Gather every line of the entries that includes the word "JSON".

Figure content listings:
☆ ☆ ☆ ☆ ☆ ☆ ☆

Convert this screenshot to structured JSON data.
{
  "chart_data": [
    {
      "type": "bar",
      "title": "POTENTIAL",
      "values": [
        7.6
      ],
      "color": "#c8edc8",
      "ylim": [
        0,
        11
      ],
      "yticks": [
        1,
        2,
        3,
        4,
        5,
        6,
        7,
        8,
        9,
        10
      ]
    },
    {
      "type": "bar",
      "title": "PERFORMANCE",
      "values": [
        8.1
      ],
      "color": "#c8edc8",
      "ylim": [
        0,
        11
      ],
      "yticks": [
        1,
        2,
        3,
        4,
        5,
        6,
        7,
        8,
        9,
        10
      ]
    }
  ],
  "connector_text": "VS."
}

☆ ☆ ☆ ☆ ☆ ☆ ☆

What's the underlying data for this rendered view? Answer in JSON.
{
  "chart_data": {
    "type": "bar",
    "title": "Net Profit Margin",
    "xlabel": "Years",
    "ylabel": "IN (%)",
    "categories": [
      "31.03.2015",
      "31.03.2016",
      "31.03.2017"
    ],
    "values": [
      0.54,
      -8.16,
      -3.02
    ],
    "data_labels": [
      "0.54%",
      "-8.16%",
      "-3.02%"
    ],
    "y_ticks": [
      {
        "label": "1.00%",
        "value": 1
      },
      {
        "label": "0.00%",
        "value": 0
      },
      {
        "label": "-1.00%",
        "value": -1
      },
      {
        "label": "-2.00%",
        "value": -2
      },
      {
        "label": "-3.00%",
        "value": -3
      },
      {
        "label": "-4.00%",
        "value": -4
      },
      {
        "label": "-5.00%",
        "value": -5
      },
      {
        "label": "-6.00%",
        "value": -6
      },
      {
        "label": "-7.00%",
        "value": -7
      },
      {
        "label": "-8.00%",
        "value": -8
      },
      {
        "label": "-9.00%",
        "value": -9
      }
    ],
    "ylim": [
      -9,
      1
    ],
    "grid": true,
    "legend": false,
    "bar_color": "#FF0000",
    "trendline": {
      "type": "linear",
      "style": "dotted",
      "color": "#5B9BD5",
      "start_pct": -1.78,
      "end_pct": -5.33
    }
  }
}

☆ ☆ ☆ ☆ ☆ ☆ ☆

Solution to this task:
Convert this screenshot to structured JSON data.
What's the underlying data for this rendered view? Answer in JSON.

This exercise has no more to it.